__Text passage__:
↓

Notebook qualified for Premiere Pro CS4

Hi, I was wondering if this laptop would be equipped to use  Premiere Pro CS4 on,  not so much heavy use. I'll probably get the i7 2620m processor instead assuming it's worth it.
It's a Dell XPS 15
Processor
2nd generation Intel® Core™ i5-2410M processor 2.30 GHz with Turbo Boost 2.0 up to 2.90 GHz
Operating System
http://www.dell.com/mc.ashx?id=Tech-Spec-Formatting:MDA-ToolTip&c=us&l=en&s=dhs&modalwidth =400&modalHeight=150&ovropac=0&modalscroll=yes&modaltarget=div&modaltype=tooltip&position= bottom&title=Genuine&flip=true&eventType=rolloverWindows 7 Home Premium 64-Bit
Display
15.6 in HD WLED TL (1366x768)
memory
4Gb dual Channel  DDR3 SDRAM at 1333MHz
hard drive
500gbSATA hard drive (7200RPM)
video card
NVIDIA GeForce GT 525M 1GB graphics with Optimus
For $100 more the laptop has 6gb ram and NVIDIA GeForce GT 540M 2GB graphics with Optimus... would the difference in running PP CS4 be only marginal, or would it result in extremely worthy improvements?
I use a desktop for editing but want to be able to use a laptop while I'm mobile, so I just want to assure I purchase a notebook that won't crash often or run too slow to bear while using PP.
also wondering if a notebook with a drive that's only 5400 rpm would be acceptable if I'm also using an eSata?
Thank you for your insight in advanced.

I second Harm's and John's recomendations. That XPS 15, as configured as listed above, does not meet Adobe's practical minimum requirements for either CS4 or CS5. In fact, CS4 actually demands far more RAM than it it constrained to use (as a 32-bit program), meaning that it will never perform well regardless of the platform because CS4 relies extremely heavily on the pagefile due to the lack of total RAM support.

↑

__Exercise set__:
[1] Write out the Premiere Pro laptop thread from "Thank you for" to "total RAM support.".
[2] In the Premiere Pro laptop thread, condense the paragraph beginning "I second Harm's and John's recomendations" into two or three short sentences that keep its main facts.
[3] Based on the Premiere Pro laptop thread, answer yes or no to each statement and quote the words that decide it. (a) The listed configuration has 4Gb of memory. (b) The $100 upgrade comes with a 1GB NVIDIA GeForce GT 540M. (c) The poster intends the laptop to replace the desktop for editing.
The records have no connection to the Premiere Pro laptop thread.

__Supplied material__:
↓

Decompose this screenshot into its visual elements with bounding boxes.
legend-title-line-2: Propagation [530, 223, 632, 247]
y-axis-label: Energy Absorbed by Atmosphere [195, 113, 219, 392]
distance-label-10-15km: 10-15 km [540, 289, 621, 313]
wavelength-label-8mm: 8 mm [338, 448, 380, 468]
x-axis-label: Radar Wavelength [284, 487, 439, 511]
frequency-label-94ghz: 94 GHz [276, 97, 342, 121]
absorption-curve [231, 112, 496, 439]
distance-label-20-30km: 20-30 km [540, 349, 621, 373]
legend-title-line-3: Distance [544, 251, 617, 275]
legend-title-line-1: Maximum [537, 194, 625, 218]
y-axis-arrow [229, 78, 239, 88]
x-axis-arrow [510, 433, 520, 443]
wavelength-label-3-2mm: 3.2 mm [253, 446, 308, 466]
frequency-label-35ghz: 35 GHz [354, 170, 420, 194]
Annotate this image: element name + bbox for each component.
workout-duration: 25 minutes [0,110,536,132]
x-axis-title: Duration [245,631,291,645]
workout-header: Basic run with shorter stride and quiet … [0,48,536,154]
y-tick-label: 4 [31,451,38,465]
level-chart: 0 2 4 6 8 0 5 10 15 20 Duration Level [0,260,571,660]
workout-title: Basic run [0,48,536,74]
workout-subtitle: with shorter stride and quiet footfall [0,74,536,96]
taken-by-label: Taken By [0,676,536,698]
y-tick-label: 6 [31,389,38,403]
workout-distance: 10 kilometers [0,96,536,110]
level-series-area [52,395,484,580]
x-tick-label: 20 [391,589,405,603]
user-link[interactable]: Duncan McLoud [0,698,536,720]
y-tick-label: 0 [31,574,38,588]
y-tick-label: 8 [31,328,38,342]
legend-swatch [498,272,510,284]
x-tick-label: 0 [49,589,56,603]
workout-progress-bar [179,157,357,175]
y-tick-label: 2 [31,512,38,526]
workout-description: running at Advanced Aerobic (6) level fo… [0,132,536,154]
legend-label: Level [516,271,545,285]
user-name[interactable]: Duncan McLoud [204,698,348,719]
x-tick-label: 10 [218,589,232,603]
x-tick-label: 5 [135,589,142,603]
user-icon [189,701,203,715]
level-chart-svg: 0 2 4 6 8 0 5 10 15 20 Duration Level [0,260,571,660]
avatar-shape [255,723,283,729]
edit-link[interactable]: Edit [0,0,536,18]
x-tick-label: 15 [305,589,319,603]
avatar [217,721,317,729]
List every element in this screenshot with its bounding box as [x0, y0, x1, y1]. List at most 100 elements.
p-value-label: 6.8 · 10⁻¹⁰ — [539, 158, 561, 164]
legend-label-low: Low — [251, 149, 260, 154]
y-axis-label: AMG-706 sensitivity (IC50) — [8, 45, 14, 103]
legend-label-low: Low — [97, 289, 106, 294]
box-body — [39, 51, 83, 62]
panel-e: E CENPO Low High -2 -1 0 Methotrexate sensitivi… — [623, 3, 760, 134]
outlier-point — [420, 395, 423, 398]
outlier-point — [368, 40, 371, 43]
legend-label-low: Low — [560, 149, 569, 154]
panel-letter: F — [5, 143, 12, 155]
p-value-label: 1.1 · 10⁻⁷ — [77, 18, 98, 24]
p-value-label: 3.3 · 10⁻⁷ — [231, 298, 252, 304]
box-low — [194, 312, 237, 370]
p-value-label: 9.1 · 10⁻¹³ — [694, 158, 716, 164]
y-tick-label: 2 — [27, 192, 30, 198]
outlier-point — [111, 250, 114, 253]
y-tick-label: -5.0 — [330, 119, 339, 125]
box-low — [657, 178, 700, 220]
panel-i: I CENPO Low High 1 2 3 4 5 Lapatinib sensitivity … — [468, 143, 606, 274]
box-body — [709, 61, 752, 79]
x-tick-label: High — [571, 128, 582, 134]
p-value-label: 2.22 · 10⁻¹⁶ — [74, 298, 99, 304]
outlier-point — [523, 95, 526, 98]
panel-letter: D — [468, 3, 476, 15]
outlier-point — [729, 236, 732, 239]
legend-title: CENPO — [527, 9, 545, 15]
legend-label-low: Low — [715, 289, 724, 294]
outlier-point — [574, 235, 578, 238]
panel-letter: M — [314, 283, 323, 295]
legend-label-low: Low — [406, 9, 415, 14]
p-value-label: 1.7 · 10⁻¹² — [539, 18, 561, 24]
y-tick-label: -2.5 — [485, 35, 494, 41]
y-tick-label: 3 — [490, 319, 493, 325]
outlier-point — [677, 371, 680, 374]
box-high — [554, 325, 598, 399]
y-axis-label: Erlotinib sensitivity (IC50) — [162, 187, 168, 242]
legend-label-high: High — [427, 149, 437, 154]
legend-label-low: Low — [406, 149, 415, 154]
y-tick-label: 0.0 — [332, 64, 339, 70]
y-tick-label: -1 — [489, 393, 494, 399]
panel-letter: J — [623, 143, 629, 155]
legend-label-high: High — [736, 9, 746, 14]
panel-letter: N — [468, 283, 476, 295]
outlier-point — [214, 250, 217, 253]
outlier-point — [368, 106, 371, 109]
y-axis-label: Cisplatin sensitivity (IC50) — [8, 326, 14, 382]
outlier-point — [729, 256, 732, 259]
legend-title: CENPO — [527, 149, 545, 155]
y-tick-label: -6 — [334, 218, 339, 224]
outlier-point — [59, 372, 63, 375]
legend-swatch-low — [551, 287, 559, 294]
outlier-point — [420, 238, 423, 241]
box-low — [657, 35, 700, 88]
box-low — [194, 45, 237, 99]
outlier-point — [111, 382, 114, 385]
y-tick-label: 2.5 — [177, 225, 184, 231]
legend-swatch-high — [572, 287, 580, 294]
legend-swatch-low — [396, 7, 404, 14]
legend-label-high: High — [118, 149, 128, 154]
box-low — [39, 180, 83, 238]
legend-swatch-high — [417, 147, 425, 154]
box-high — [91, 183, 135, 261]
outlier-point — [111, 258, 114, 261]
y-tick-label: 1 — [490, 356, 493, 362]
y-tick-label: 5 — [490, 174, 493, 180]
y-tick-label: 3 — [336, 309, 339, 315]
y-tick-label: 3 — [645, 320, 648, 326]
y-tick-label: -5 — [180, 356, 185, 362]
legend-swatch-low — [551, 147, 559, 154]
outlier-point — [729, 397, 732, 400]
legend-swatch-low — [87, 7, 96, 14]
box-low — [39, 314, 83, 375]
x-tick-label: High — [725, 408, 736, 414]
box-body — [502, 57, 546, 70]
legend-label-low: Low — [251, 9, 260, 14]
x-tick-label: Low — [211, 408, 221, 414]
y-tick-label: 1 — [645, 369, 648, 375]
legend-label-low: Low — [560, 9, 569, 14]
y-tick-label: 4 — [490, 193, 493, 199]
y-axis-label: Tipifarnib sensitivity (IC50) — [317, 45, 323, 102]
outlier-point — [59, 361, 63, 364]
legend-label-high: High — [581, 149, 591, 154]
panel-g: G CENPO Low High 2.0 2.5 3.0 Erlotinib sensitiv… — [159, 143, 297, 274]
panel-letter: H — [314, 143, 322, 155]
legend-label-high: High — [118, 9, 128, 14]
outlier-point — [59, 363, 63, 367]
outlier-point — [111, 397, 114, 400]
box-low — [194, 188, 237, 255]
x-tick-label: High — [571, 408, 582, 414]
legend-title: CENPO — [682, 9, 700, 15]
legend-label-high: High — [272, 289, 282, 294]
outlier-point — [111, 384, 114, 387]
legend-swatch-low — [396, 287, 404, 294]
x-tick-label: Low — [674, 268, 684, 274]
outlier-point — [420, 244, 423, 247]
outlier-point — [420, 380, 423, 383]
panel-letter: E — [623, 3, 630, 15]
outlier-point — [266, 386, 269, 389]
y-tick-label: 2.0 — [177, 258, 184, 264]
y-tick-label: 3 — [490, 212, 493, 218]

↑

__Answer list__:
[1]
Thank you for your insight in advanced.

I second Harm's and John's recomendations. That XPS 15, as configured as listed above, does not meet Adobe's practical minimum requirements for either CS4 or CS5. In fact, CS4 actually demands far more RAM than it it constrained to use (as a 32-bit program), meaning that it will never perform well regardless of the platform because CS4 relies extremely heavily on the pagefile due to the lack of total RAM support.

[2] The writer agrees with the recommendations from Harm and John. The XPS 15, as configured, falls short of Adobe's practical minimum requirements for CS4 and CS5. Because CS4 is a 32-bit program, it needs far more RAM than it can use, so it leans heavily on the pagefile and will never perform well on any platform.

[3]
(a) Yes: "4Gb dual Channel"
(b) No: "NVIDIA GeForce GT 540M 2GB graphics with Optimus"
(c) No: "I use a desktop for editing but want to be able to use a laptop while I'm mobile"